> **Input rows**:
□ □ □ □

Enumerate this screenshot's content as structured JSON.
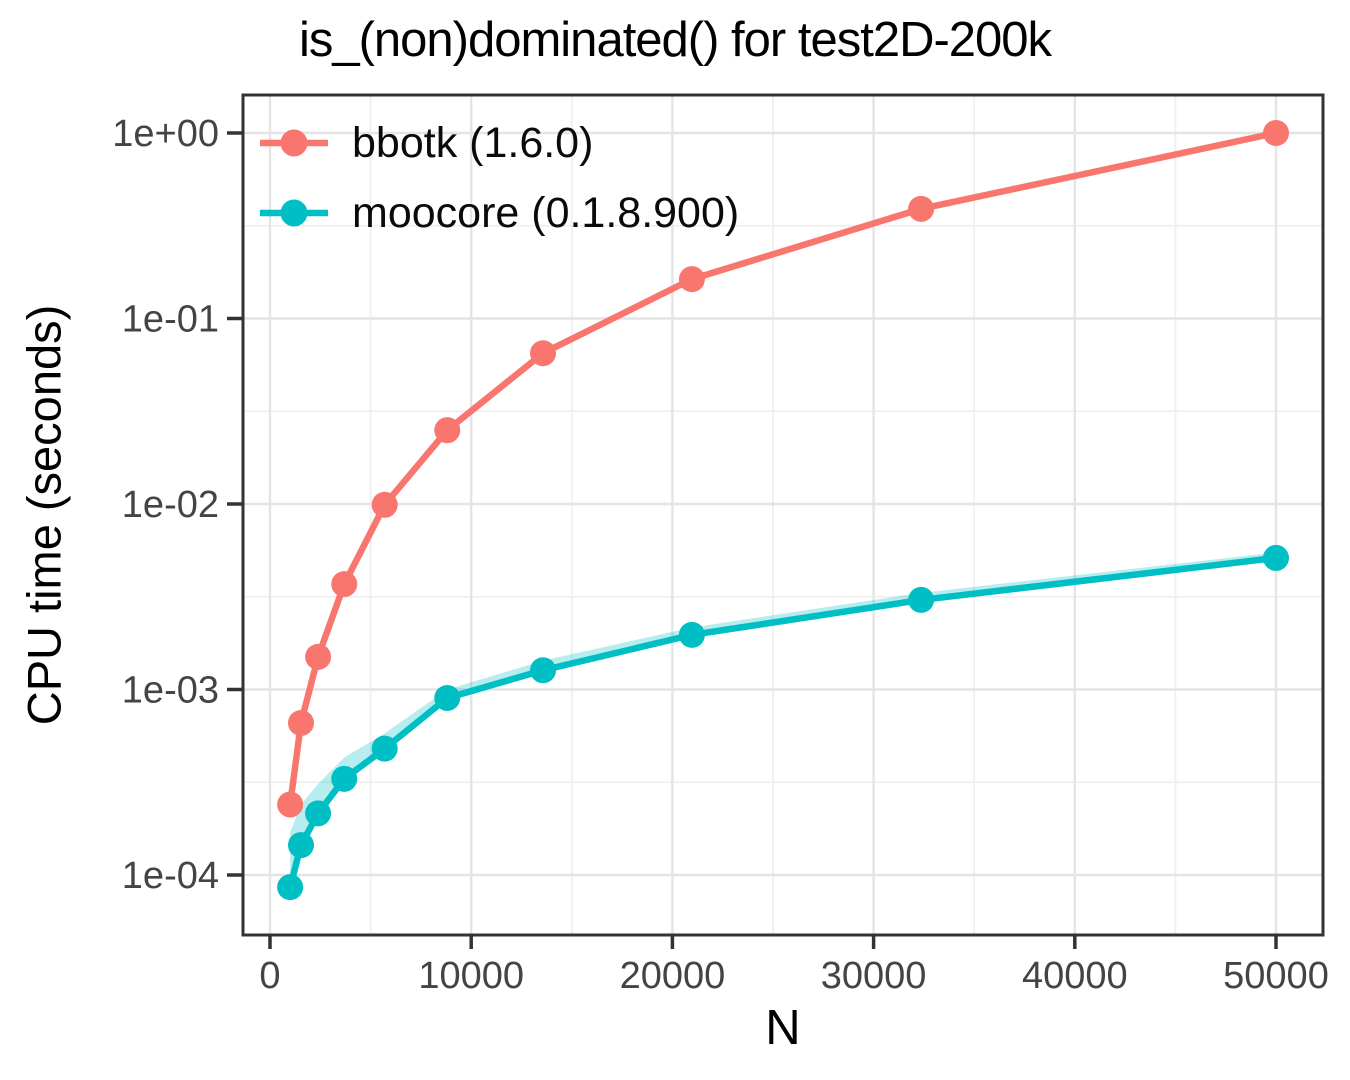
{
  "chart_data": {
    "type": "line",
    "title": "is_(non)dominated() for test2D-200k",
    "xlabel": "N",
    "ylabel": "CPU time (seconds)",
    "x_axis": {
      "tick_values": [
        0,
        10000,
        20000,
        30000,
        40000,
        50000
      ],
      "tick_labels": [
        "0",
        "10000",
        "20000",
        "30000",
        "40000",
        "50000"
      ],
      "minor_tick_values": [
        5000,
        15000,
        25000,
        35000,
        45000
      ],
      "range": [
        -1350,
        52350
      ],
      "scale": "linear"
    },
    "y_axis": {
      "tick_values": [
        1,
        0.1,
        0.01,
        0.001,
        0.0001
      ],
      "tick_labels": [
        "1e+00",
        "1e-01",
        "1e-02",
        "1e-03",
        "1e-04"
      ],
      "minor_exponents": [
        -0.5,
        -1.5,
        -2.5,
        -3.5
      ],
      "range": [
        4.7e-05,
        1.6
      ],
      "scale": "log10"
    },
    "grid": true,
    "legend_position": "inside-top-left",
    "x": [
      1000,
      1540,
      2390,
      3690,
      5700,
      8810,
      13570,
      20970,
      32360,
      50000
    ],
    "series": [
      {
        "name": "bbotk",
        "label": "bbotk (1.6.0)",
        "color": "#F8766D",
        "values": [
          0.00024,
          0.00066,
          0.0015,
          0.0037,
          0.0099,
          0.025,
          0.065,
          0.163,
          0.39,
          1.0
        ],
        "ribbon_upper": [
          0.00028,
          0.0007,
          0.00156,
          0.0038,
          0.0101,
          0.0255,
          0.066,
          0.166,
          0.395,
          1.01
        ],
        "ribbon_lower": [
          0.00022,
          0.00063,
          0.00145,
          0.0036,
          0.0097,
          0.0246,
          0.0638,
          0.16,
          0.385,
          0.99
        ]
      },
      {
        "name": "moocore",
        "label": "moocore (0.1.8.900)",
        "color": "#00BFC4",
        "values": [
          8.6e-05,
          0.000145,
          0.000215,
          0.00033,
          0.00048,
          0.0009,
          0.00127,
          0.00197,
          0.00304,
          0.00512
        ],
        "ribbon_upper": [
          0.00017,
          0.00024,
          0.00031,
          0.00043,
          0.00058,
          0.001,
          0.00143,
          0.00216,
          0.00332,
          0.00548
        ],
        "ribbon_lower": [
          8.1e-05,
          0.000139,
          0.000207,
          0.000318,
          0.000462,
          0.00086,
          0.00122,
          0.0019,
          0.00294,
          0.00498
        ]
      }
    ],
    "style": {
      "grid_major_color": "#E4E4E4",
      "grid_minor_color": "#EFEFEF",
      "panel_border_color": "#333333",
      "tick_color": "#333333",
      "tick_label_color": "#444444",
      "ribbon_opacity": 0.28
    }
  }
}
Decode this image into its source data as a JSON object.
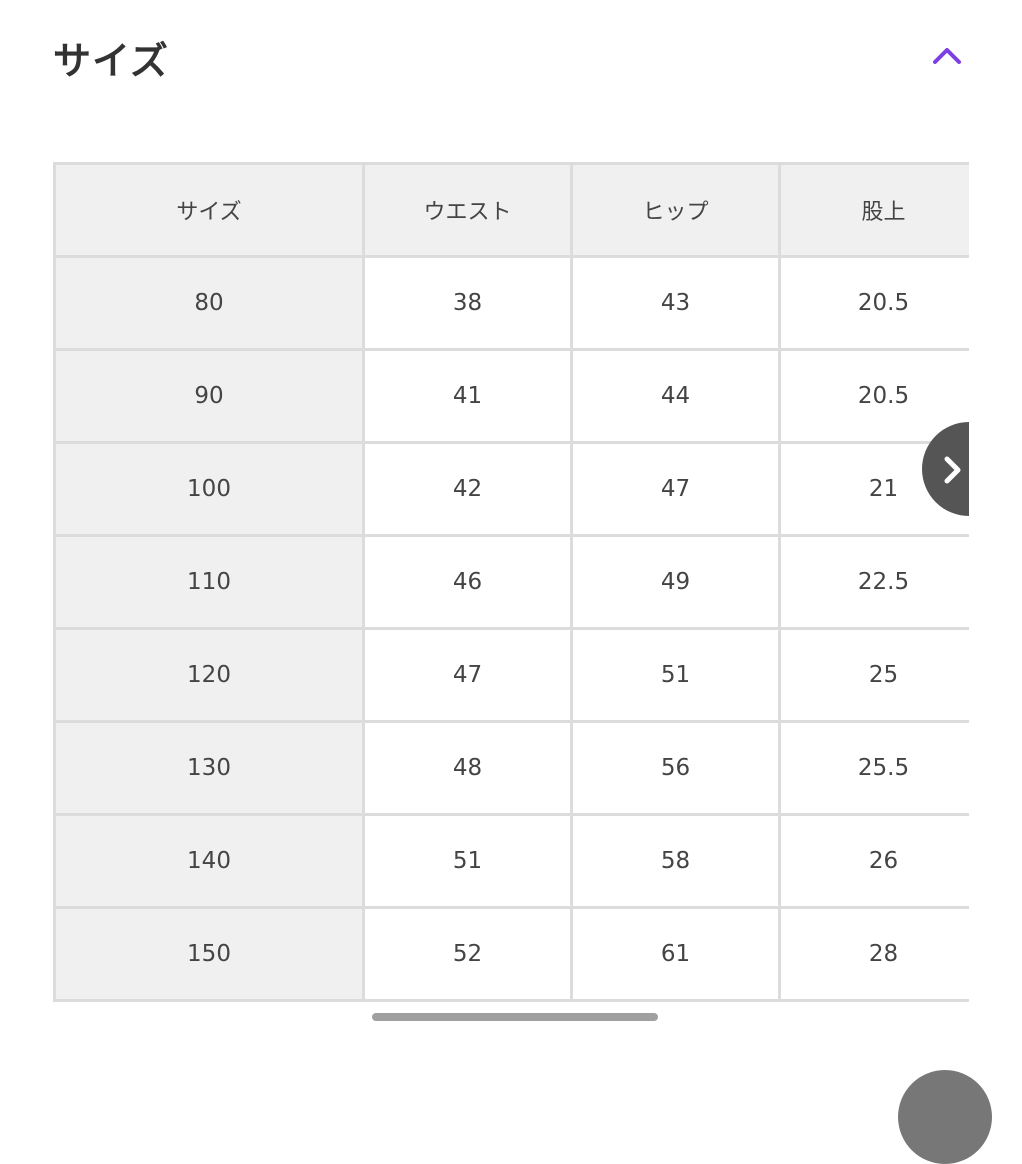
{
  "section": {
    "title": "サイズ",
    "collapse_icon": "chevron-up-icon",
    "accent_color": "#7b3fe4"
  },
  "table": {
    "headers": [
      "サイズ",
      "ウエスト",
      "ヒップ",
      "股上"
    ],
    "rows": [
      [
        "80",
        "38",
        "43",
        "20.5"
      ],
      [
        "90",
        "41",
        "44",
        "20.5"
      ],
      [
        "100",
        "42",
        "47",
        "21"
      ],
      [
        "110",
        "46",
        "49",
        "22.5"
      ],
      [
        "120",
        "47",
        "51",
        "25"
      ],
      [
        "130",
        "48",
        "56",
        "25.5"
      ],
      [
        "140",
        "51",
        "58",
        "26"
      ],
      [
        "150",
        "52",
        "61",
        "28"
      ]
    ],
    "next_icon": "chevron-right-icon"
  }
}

□ □ □ □

> **What you will do**: Leave out all images, then reproduce the entries above exactly.

> **Worked answer**:
Enumerate this screenshot's content as structured JSON.
{
  "chart_data": {
    "type": "line",
    "title": "is_(non)dominated() for test2D-200k",
    "xlabel": "N",
    "ylabel": "CPU time (seconds)",
    "x_axis": {
      "tick_values": [
        0,
        10000,
        20000,
        30000,
        40000,
        50000
      ],
      "tick_labels": [
        "0",
        "10000",
        "20000",
        "30000",
        "40000",
        "50000"
      ],
      "minor_tick_values": [
        5000,
        15000,
        25000,
        35000,
        45000
      ],
      "range": [
        -1350,
        52350
      ],
      "scale": "linear"
    },
    "y_axis": {
      "tick_values": [
        1,
        0.1,
        0.01,
        0.001,
        0.0001
      ],
      "tick_labels": [
        "1e+00",
        "1e-01",
        "1e-02",
        "1e-03",
        "1e-04"
      ],
      "minor_exponents": [
        -0.5,
        -1.5,
        -2.5,
        -3.5
      ],
      "range": [
        4.7e-05,
        1.6
      ],
      "scale": "log10"
    },
    "grid": true,
    "legend_position": "inside-top-left",
    "x": [
      1000,
      1540,
      2390,
      3690,
      5700,
      8810,
      13570,
      20970,
      32360,
      50000
    ],
    "series": [
      {
        "name": "bbotk",
        "label": "bbotk (1.6.0)",
        "color": "#F8766D",
        "values": [
          0.00024,
          0.00066,
          0.0015,
          0.0037,
          0.0099,
          0.025,
          0.065,
          0.163,
          0.39,
          1.0
        ],
        "ribbon_upper": [
          0.00028,
          0.0007,
          0.00156,
          0.0038,
          0.0101,
          0.0255,
          0.066,
          0.166,
          0.395,
          1.01
        ],
        "ribbon_lower": [
          0.00022,
          0.00063,
          0.00145,
          0.0036,
          0.0097,
          0.0246,
          0.0638,
          0.16,
          0.385,
          0.99
        ]
      },
      {
        "name": "moocore",
        "label": "moocore (0.1.8.900)",
        "color": "#00BFC4",
        "values": [
          8.6e-05,
          0.000145,
          0.000215,
          0.00033,
          0.00048,
          0.0009,
          0.00127,
          0.00197,
          0.00304,
          0.00512
        ],
        "ribbon_upper": [
          0.00017,
          0.00024,
          0.00031,
          0.00043,
          0.00058,
          0.001,
          0.00143,
          0.00216,
          0.00332,
          0.00548
        ],
        "ribbon_lower": [
          8.1e-05,
          0.000139,
          0.000207,
          0.000318,
          0.000462,
          0.00086,
          0.00122,
          0.0019,
          0.00294,
          0.00498
        ]
      }
    ],
    "style": {
      "grid_major_color": "#E4E4E4",
      "grid_minor_color": "#EFEFEF",
      "panel_border_color": "#333333",
      "tick_color": "#333333",
      "tick_label_color": "#444444",
      "ribbon_opacity": 0.28
    }
  }
}
Decode this image into its source data as a JSON object.
{
  "section": {
    "title": "サイズ",
    "collapse_icon": "chevron-up-icon",
    "accent_color": "#7b3fe4"
  },
  "table": {
    "headers": [
      "サイズ",
      "ウエスト",
      "ヒップ",
      "股上"
    ],
    "rows": [
      [
        "80",
        "38",
        "43",
        "20.5"
      ],
      [
        "90",
        "41",
        "44",
        "20.5"
      ],
      [
        "100",
        "42",
        "47",
        "21"
      ],
      [
        "110",
        "46",
        "49",
        "22.5"
      ],
      [
        "120",
        "47",
        "51",
        "25"
      ],
      [
        "130",
        "48",
        "56",
        "25.5"
      ],
      [
        "140",
        "51",
        "58",
        "26"
      ],
      [
        "150",
        "52",
        "61",
        "28"
      ]
    ],
    "next_icon": "chevron-right-icon"
  }
}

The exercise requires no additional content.